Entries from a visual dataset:

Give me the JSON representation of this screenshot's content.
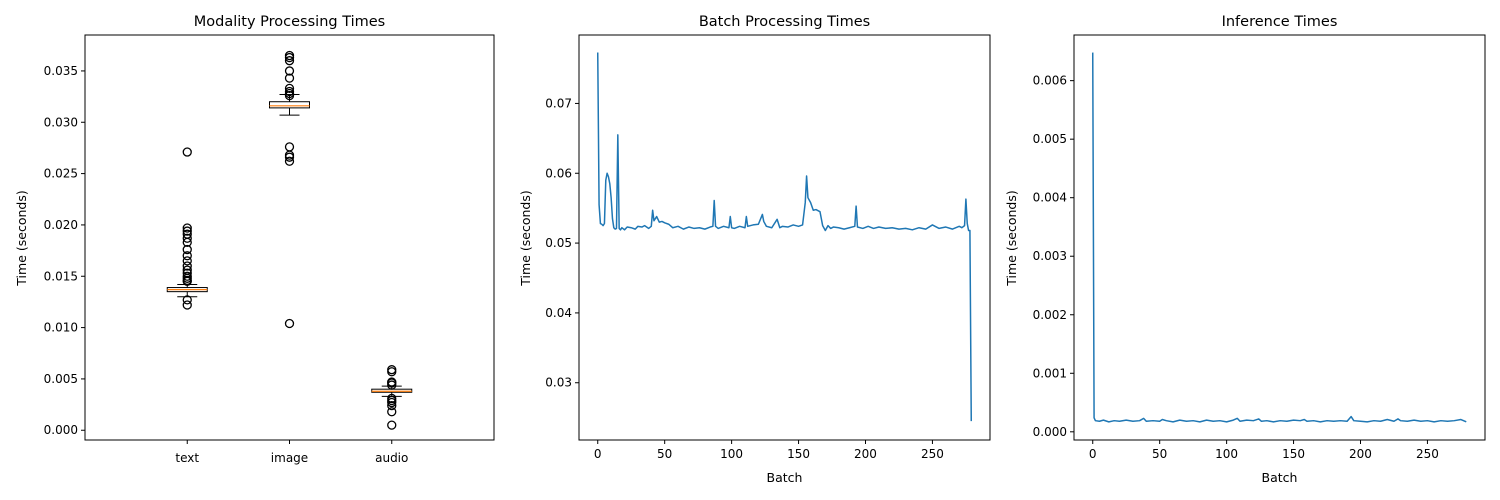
{
  "chart_data": [
    {
      "type": "boxplot",
      "title": "Modality Processing Times",
      "xlabel": "",
      "ylabel": "Time (seconds)",
      "categories": [
        "text",
        "image",
        "audio"
      ],
      "ylim": [
        -0.00095,
        0.0385
      ],
      "yticks": [
        0.0,
        0.005,
        0.01,
        0.015,
        0.02,
        0.025,
        0.03,
        0.035
      ],
      "yticklabels": [
        "0.000",
        "0.005",
        "0.010",
        "0.015",
        "0.020",
        "0.025",
        "0.030",
        "0.035"
      ],
      "boxes": [
        {
          "q1": 0.0135,
          "median": 0.0137,
          "q3": 0.0139,
          "whisker_low": 0.013,
          "whisker_high": 0.0142,
          "outliers": [
            0.0271,
            0.0197,
            0.0194,
            0.0191,
            0.0187,
            0.0183,
            0.0176,
            0.017,
            0.0165,
            0.016,
            0.0156,
            0.0153,
            0.015,
            0.0148,
            0.0146,
            0.0145,
            0.0127,
            0.0122
          ]
        },
        {
          "q1": 0.0314,
          "median": 0.0316,
          "q3": 0.032,
          "whisker_low": 0.0307,
          "whisker_high": 0.0327,
          "outliers": [
            0.0365,
            0.0363,
            0.036,
            0.035,
            0.0343,
            0.0333,
            0.033,
            0.0328,
            0.0326,
            0.0276,
            0.0268,
            0.0266,
            0.0262,
            0.0104
          ]
        },
        {
          "q1": 0.0037,
          "median": 0.0038,
          "q3": 0.004,
          "whisker_low": 0.0033,
          "whisker_high": 0.0043,
          "outliers": [
            0.0059,
            0.0057,
            0.0047,
            0.0046,
            0.0044,
            0.0031,
            0.0029,
            0.0027,
            0.0024,
            0.0018,
            0.0005
          ]
        }
      ],
      "box_color": "#ffffff",
      "median_color": "#ff7f0e"
    },
    {
      "type": "line",
      "title": "Batch Processing Times",
      "xlabel": "Batch",
      "ylabel": "Time (seconds)",
      "xlim": [
        -14,
        293
      ],
      "ylim": [
        0.0218,
        0.0798
      ],
      "xticks": [
        0,
        50,
        100,
        150,
        200,
        250
      ],
      "xticklabels": [
        "0",
        "50",
        "100",
        "150",
        "200",
        "250"
      ],
      "yticks": [
        0.03,
        0.04,
        0.05,
        0.06,
        0.07
      ],
      "yticklabels": [
        "0.03",
        "0.04",
        "0.05",
        "0.06",
        "0.07"
      ],
      "color": "#1f77b4",
      "series": [
        {
          "x": [
            0,
            1,
            2,
            3,
            4,
            5,
            6,
            7,
            8,
            9,
            10,
            11,
            12,
            13,
            14,
            15,
            16,
            17,
            18,
            20,
            22,
            25,
            28,
            30,
            33,
            35,
            38,
            40,
            41,
            42,
            44,
            46,
            48,
            50,
            53,
            56,
            60,
            64,
            68,
            72,
            76,
            80,
            84,
            86,
            87,
            88,
            90,
            94,
            98,
            99,
            100,
            102,
            106,
            110,
            111,
            112,
            116,
            120,
            123,
            124,
            126,
            130,
            134,
            136,
            138,
            142,
            146,
            150,
            153,
            155,
            156,
            157,
            159,
            161,
            163,
            166,
            168,
            170,
            172,
            174,
            176,
            180,
            184,
            188,
            192,
            193,
            194,
            198,
            202,
            206,
            210,
            215,
            220,
            225,
            230,
            235,
            240,
            245,
            250,
            255,
            260,
            265,
            270,
            272,
            274,
            275,
            276,
            277,
            278,
            279
          ],
          "y": [
            0.0773,
            0.0555,
            0.0528,
            0.0527,
            0.0525,
            0.0528,
            0.059,
            0.06,
            0.0595,
            0.0585,
            0.0565,
            0.0535,
            0.0522,
            0.052,
            0.0521,
            0.0655,
            0.0521,
            0.0519,
            0.0522,
            0.0519,
            0.0523,
            0.0522,
            0.052,
            0.0524,
            0.0523,
            0.0525,
            0.0521,
            0.0524,
            0.0547,
            0.0532,
            0.0538,
            0.053,
            0.0531,
            0.0529,
            0.0527,
            0.0522,
            0.0524,
            0.052,
            0.0523,
            0.0521,
            0.0522,
            0.052,
            0.0523,
            0.0524,
            0.0561,
            0.0524,
            0.0521,
            0.0524,
            0.0522,
            0.0538,
            0.0522,
            0.0521,
            0.0524,
            0.0522,
            0.0538,
            0.0524,
            0.0526,
            0.0527,
            0.0541,
            0.0531,
            0.0524,
            0.0522,
            0.0534,
            0.0522,
            0.0524,
            0.0523,
            0.0526,
            0.0524,
            0.0526,
            0.0558,
            0.0596,
            0.0565,
            0.0558,
            0.0547,
            0.0548,
            0.0545,
            0.0525,
            0.0518,
            0.0525,
            0.0521,
            0.0523,
            0.0522,
            0.052,
            0.0522,
            0.0524,
            0.0553,
            0.0523,
            0.0521,
            0.0524,
            0.0521,
            0.0523,
            0.0521,
            0.0522,
            0.052,
            0.0521,
            0.0519,
            0.0522,
            0.052,
            0.0526,
            0.0521,
            0.0523,
            0.052,
            0.0524,
            0.0522,
            0.0525,
            0.0563,
            0.0528,
            0.0518,
            0.0518,
            0.0245
          ]
        }
      ]
    },
    {
      "type": "line",
      "title": "Inference Times",
      "xlabel": "Batch",
      "ylabel": "Time (seconds)",
      "xlim": [
        -14,
        293
      ],
      "ylim": [
        -0.00014,
        0.00678
      ],
      "xticks": [
        0,
        50,
        100,
        150,
        200,
        250
      ],
      "xticklabels": [
        "0",
        "50",
        "100",
        "150",
        "200",
        "250"
      ],
      "yticks": [
        0.0,
        0.001,
        0.002,
        0.003,
        0.004,
        0.005,
        0.006
      ],
      "yticklabels": [
        "0.000",
        "0.001",
        "0.002",
        "0.003",
        "0.004",
        "0.005",
        "0.006"
      ],
      "color": "#1f77b4",
      "series": [
        {
          "x": [
            0,
            1,
            2,
            5,
            8,
            12,
            16,
            20,
            25,
            30,
            35,
            38,
            40,
            45,
            50,
            52,
            55,
            60,
            65,
            70,
            75,
            80,
            85,
            90,
            95,
            100,
            105,
            108,
            110,
            115,
            120,
            124,
            126,
            130,
            135,
            140,
            145,
            150,
            155,
            158,
            160,
            165,
            170,
            175,
            180,
            185,
            190,
            193,
            195,
            200,
            205,
            210,
            215,
            220,
            225,
            228,
            230,
            235,
            240,
            245,
            250,
            255,
            260,
            265,
            270,
            275,
            279
          ],
          "y": [
            0.00648,
            0.00024,
            0.00019,
            0.00018,
            0.0002,
            0.00017,
            0.00019,
            0.00018,
            0.0002,
            0.00018,
            0.00019,
            0.00023,
            0.00018,
            0.00019,
            0.00018,
            0.00021,
            0.00019,
            0.00017,
            0.0002,
            0.00018,
            0.00019,
            0.00017,
            0.0002,
            0.00018,
            0.00019,
            0.00017,
            0.0002,
            0.00023,
            0.00018,
            0.0002,
            0.00019,
            0.00022,
            0.00018,
            0.00019,
            0.00017,
            0.00019,
            0.00018,
            0.0002,
            0.00019,
            0.00021,
            0.00018,
            0.00019,
            0.00017,
            0.00019,
            0.00018,
            0.00019,
            0.00018,
            0.00026,
            0.00019,
            0.00018,
            0.00017,
            0.00019,
            0.00018,
            0.00021,
            0.00018,
            0.00022,
            0.00019,
            0.00018,
            0.0002,
            0.00018,
            0.00019,
            0.00017,
            0.00019,
            0.00018,
            0.00019,
            0.00021,
            0.00017
          ]
        }
      ]
    }
  ]
}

PROBLEM STATEMENT:
Scan the material above and determine how many lines include the word "Times"; report only the number.

RESULT OF THIS TASK:
3